Stored entries
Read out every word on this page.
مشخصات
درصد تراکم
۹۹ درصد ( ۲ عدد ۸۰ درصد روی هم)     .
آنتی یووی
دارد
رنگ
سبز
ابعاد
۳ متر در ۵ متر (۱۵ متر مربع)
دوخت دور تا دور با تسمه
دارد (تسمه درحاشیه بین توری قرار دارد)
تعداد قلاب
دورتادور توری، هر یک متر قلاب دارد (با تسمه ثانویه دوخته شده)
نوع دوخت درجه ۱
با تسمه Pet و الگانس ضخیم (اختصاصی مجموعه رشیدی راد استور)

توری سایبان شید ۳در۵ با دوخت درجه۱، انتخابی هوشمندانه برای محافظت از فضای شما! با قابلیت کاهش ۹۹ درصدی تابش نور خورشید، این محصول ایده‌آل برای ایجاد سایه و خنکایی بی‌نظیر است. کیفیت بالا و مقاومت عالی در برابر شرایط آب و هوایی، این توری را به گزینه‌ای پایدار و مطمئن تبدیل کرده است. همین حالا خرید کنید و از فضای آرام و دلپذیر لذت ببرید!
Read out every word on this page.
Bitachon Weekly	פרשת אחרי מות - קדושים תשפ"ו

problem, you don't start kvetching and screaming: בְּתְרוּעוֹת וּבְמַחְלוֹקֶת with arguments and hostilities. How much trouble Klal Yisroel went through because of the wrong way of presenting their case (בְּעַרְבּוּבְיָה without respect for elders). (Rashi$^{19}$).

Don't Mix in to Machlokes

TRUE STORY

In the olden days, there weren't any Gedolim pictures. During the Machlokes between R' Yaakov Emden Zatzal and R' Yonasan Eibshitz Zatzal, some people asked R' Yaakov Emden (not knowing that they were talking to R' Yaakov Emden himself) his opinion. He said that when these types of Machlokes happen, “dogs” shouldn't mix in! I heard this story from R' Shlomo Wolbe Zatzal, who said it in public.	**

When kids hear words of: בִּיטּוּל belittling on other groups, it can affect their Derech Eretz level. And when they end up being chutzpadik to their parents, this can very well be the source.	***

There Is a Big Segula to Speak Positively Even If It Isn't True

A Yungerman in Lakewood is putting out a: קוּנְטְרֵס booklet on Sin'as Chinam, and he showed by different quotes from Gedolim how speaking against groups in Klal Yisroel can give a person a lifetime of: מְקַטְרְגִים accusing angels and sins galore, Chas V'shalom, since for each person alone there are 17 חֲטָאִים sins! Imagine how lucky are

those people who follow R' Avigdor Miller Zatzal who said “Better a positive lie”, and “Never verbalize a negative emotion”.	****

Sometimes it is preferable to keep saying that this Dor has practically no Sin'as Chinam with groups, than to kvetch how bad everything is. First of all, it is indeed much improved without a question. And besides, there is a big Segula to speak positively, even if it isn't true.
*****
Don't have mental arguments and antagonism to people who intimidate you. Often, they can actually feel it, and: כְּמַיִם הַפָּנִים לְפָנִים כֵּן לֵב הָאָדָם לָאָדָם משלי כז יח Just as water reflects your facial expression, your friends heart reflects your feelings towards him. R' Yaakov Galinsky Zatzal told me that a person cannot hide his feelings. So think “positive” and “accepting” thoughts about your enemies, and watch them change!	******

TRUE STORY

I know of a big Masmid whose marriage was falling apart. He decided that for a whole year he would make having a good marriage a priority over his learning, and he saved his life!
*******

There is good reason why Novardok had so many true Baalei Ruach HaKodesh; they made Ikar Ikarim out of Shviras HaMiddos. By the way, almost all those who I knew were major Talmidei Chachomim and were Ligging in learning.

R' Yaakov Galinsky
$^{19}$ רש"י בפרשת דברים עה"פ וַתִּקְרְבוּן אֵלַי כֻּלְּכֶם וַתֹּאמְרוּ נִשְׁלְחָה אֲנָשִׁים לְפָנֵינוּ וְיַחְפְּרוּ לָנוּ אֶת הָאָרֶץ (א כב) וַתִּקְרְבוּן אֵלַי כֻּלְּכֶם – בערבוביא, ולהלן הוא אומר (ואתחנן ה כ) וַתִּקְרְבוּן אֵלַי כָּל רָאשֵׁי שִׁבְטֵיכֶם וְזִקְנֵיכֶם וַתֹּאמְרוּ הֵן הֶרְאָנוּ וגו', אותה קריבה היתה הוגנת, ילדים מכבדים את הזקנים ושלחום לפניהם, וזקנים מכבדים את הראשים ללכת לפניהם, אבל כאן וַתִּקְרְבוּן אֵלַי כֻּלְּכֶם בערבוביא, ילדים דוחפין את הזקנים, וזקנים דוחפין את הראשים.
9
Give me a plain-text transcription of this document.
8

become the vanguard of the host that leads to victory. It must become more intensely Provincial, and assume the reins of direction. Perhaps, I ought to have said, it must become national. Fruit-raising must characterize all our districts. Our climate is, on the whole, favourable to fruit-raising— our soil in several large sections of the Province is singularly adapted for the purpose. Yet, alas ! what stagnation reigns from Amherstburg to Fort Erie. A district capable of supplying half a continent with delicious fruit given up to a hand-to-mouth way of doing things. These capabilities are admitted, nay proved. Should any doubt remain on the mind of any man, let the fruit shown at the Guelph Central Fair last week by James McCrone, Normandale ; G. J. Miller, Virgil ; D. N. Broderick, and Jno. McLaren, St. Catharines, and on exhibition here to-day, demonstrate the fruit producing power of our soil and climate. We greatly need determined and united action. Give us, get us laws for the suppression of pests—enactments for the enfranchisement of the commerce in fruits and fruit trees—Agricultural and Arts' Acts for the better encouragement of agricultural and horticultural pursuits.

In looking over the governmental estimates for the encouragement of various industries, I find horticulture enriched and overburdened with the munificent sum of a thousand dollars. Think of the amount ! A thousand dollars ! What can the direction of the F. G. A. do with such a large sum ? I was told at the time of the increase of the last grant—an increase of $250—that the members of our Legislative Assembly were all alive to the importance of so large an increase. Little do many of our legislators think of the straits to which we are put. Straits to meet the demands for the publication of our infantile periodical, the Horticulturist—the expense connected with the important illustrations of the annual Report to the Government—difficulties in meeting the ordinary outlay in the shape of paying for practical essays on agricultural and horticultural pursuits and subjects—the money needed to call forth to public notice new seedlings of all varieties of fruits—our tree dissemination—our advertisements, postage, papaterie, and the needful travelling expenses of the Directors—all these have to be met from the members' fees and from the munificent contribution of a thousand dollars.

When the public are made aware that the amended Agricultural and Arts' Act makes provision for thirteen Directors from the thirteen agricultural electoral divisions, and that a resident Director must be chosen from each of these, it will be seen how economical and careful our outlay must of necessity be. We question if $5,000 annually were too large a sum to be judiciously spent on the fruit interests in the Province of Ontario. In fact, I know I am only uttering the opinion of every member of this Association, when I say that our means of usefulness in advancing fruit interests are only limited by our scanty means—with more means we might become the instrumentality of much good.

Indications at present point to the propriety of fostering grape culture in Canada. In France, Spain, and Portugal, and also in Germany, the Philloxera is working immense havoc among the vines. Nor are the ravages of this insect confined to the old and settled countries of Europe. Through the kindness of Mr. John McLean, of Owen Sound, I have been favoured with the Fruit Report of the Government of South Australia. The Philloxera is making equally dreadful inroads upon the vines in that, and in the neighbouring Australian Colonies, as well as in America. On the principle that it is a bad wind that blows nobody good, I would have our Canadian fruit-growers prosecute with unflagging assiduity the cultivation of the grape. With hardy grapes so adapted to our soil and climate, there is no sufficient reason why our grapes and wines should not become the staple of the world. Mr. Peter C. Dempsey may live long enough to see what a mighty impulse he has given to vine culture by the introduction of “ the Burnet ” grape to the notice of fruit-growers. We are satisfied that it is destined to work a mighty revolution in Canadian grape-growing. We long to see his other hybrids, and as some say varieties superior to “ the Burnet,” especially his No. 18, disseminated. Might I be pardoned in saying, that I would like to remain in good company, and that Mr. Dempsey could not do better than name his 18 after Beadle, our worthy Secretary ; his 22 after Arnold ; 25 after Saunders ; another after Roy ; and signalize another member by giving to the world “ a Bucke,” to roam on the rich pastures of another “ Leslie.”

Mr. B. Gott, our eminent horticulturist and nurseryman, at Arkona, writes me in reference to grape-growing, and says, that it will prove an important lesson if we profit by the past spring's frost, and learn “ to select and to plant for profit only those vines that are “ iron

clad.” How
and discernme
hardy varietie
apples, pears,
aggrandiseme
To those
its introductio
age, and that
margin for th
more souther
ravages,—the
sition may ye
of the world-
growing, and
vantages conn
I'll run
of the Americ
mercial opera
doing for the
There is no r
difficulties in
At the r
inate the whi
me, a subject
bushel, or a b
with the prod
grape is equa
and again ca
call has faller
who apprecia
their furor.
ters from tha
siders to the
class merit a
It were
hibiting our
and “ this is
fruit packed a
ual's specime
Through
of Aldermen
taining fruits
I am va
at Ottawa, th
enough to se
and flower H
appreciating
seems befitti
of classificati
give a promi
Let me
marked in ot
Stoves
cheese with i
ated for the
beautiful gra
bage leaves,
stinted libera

Task brief >>
Search the lines for the string "دارد" and copy every line that has it.

Result below >>
دارد
دارد (تسمه درحاشیه بین توری قرار دارد)
دورتادور توری، هر یک متر قلاب دارد (با تسمه ثانویه دوخته شده)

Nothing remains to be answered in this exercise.